# [TO DO]
The entries that follow should be written out exactly.

──────── STORED ROWS ────────

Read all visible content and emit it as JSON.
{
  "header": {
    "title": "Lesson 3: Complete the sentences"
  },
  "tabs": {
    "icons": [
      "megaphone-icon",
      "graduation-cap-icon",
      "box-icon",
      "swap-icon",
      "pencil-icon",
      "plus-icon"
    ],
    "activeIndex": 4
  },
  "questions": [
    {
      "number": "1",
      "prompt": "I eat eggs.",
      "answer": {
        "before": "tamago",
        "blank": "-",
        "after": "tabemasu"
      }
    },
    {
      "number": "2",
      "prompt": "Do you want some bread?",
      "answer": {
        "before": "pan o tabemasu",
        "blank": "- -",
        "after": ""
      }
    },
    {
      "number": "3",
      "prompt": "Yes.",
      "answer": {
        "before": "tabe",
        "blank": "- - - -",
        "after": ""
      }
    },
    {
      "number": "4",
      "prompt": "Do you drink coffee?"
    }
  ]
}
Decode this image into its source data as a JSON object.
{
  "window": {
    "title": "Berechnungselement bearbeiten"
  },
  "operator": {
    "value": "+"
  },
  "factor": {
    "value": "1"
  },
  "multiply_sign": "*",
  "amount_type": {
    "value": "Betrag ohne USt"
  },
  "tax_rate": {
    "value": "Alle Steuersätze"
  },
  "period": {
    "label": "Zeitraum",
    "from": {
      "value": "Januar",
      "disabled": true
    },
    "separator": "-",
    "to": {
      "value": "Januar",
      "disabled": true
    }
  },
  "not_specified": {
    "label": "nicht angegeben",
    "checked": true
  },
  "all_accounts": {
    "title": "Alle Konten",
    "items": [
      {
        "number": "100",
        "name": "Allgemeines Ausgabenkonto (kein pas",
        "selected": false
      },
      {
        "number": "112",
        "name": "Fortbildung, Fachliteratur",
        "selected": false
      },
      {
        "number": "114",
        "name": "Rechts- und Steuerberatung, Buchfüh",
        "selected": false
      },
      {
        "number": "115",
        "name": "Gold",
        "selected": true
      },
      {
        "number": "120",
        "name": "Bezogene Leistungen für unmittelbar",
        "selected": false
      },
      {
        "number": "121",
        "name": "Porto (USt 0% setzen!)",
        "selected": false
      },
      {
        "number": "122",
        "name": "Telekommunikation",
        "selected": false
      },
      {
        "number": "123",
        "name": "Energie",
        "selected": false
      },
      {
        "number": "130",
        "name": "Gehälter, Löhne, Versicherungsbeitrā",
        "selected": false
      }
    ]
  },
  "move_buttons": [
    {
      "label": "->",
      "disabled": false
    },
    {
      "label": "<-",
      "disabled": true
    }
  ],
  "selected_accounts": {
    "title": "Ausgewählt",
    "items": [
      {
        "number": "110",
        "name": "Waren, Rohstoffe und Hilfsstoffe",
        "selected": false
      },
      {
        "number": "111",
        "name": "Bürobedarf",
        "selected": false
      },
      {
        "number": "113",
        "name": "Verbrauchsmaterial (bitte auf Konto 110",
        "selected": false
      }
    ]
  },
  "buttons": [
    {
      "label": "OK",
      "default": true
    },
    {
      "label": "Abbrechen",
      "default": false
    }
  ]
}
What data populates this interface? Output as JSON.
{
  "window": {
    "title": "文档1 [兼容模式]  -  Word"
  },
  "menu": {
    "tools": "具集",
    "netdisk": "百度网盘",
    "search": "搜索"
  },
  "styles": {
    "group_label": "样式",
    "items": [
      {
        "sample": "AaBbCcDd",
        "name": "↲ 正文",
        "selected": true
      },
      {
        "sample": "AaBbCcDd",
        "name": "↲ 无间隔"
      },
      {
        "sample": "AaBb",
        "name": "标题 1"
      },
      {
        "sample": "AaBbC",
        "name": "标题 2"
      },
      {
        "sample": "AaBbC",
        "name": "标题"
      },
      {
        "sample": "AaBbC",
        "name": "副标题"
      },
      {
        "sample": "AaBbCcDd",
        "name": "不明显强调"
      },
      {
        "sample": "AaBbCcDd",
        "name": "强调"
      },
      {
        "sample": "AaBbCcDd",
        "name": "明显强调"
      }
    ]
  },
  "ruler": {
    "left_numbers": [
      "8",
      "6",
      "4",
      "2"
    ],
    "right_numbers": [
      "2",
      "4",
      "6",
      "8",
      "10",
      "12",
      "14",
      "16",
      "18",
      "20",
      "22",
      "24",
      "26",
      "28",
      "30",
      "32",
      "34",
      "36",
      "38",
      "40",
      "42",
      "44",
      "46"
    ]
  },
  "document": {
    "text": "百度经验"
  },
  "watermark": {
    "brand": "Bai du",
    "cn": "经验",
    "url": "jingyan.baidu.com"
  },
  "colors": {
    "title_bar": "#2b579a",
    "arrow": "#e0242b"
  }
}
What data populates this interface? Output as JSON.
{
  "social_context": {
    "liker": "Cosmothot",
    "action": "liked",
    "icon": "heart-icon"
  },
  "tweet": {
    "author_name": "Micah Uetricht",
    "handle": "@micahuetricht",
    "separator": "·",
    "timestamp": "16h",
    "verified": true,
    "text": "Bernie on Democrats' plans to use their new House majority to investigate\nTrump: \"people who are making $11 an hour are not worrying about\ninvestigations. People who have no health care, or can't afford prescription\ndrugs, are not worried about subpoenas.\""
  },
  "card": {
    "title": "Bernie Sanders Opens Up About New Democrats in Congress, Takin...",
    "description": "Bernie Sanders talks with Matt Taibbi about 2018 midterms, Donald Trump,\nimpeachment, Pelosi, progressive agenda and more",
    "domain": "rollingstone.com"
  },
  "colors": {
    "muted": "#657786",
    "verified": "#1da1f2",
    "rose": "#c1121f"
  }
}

────────

# [TASK OUTPUT]
Read all visible content and emit it as JSON.
{
  "header": {
    "title": "Lesson 3: Complete the sentences"
  },
  "tabs": {
    "icons": [
      "megaphone-icon",
      "graduation-cap-icon",
      "box-icon",
      "swap-icon",
      "pencil-icon",
      "plus-icon"
    ],
    "activeIndex": 4
  },
  "questions": [
    {
      "number": "1",
      "prompt": "I eat eggs.",
      "answer": {
        "before": "tamago",
        "blank": "-",
        "after": "tabemasu"
      }
    },
    {
      "number": "2",
      "prompt": "Do you want some bread?",
      "answer": {
        "before": "pan o tabemasu",
        "blank": "- -",
        "after": ""
      }
    },
    {
      "number": "3",
      "prompt": "Yes.",
      "answer": {
        "before": "tabe",
        "blank": "- - - -",
        "after": ""
      }
    },
    {
      "number": "4",
      "prompt": "Do you drink coffee?"
    }
  ]
}
Decode this image into its source data as a JSON object.
{
  "window": {
    "title": "Berechnungselement bearbeiten"
  },
  "operator": {
    "value": "+"
  },
  "factor": {
    "value": "1"
  },
  "multiply_sign": "*",
  "amount_type": {
    "value": "Betrag ohne USt"
  },
  "tax_rate": {
    "value": "Alle Steuersätze"
  },
  "period": {
    "label": "Zeitraum",
    "from": {
      "value": "Januar",
      "disabled": true
    },
    "separator": "-",
    "to": {
      "value": "Januar",
      "disabled": true
    }
  },
  "not_specified": {
    "label": "nicht angegeben",
    "checked": true
  },
  "all_accounts": {
    "title": "Alle Konten",
    "items": [
      {
        "number": "100",
        "name": "Allgemeines Ausgabenkonto (kein pas",
        "selected": false
      },
      {
        "number": "112",
        "name": "Fortbildung, Fachliteratur",
        "selected": false
      },
      {
        "number": "114",
        "name": "Rechts- und Steuerberatung, Buchfüh",
        "selected": false
      },
      {
        "number": "115",
        "name": "Gold",
        "selected": true
      },
      {
        "number": "120",
        "name": "Bezogene Leistungen für unmittelbar",
        "selected": false
      },
      {
        "number": "121",
        "name": "Porto (USt 0% setzen!)",
        "selected": false
      },
      {
        "number": "122",
        "name": "Telekommunikation",
        "selected": false
      },
      {
        "number": "123",
        "name": "Energie",
        "selected": false
      },
      {
        "number": "130",
        "name": "Gehälter, Löhne, Versicherungsbeitrā",
        "selected": false
      }
    ]
  },
  "move_buttons": [
    {
      "label": "->",
      "disabled": false
    },
    {
      "label": "<-",
      "disabled": true
    }
  ],
  "selected_accounts": {
    "title": "Ausgewählt",
    "items": [
      {
        "number": "110",
        "name": "Waren, Rohstoffe und Hilfsstoffe",
        "selected": false
      },
      {
        "number": "111",
        "name": "Bürobedarf",
        "selected": false
      },
      {
        "number": "113",
        "name": "Verbrauchsmaterial (bitte auf Konto 110",
        "selected": false
      }
    ]
  },
  "buttons": [
    {
      "label": "OK",
      "default": true
    },
    {
      "label": "Abbrechen",
      "default": false
    }
  ]
}
What data populates this interface? Output as JSON.
{
  "window": {
    "title": "文档1 [兼容模式]  -  Word"
  },
  "menu": {
    "tools": "具集",
    "netdisk": "百度网盘",
    "search": "搜索"
  },
  "styles": {
    "group_label": "样式",
    "items": [
      {
        "sample": "AaBbCcDd",
        "name": "↲ 正文",
        "selected": true
      },
      {
        "sample": "AaBbCcDd",
        "name": "↲ 无间隔"
      },
      {
        "sample": "AaBb",
        "name": "标题 1"
      },
      {
        "sample": "AaBbC",
        "name": "标题 2"
      },
      {
        "sample": "AaBbC",
        "name": "标题"
      },
      {
        "sample": "AaBbC",
        "name": "副标题"
      },
      {
        "sample": "AaBbCcDd",
        "name": "不明显强调"
      },
      {
        "sample": "AaBbCcDd",
        "name": "强调"
      },
      {
        "sample": "AaBbCcDd",
        "name": "明显强调"
      }
    ]
  },
  "ruler": {
    "left_numbers": [
      "8",
      "6",
      "4",
      "2"
    ],
    "right_numbers": [
      "2",
      "4",
      "6",
      "8",
      "10",
      "12",
      "14",
      "16",
      "18",
      "20",
      "22",
      "24",
      "26",
      "28",
      "30",
      "32",
      "34",
      "36",
      "38",
      "40",
      "42",
      "44",
      "46"
    ]
  },
  "document": {
    "text": "百度经验"
  },
  "watermark": {
    "brand": "Bai du",
    "cn": "经验",
    "url": "jingyan.baidu.com"
  },
  "colors": {
    "title_bar": "#2b579a",
    "arrow": "#e0242b"
  }
}
What data populates this interface? Output as JSON.
{
  "social_context": {
    "liker": "Cosmothot",
    "action": "liked",
    "icon": "heart-icon"
  },
  "tweet": {
    "author_name": "Micah Uetricht",
    "handle": "@micahuetricht",
    "separator": "·",
    "timestamp": "16h",
    "verified": true,
    "text": "Bernie on Democrats' plans to use their new House majority to investigate\nTrump: \"people who are making $11 an hour are not worrying about\ninvestigations. People who have no health care, or can't afford prescription\ndrugs, are not worried about subpoenas.\""
  },
  "card": {
    "title": "Bernie Sanders Opens Up About New Democrats in Congress, Takin...",
    "description": "Bernie Sanders talks with Matt Taibbi about 2018 midterms, Donald Trump,\nimpeachment, Pelosi, progressive agenda and more",
    "domain": "rollingstone.com"
  },
  "colors": {
    "muted": "#657786",
    "verified": "#1da1f2",
    "rose": "#c1121f"
  }
}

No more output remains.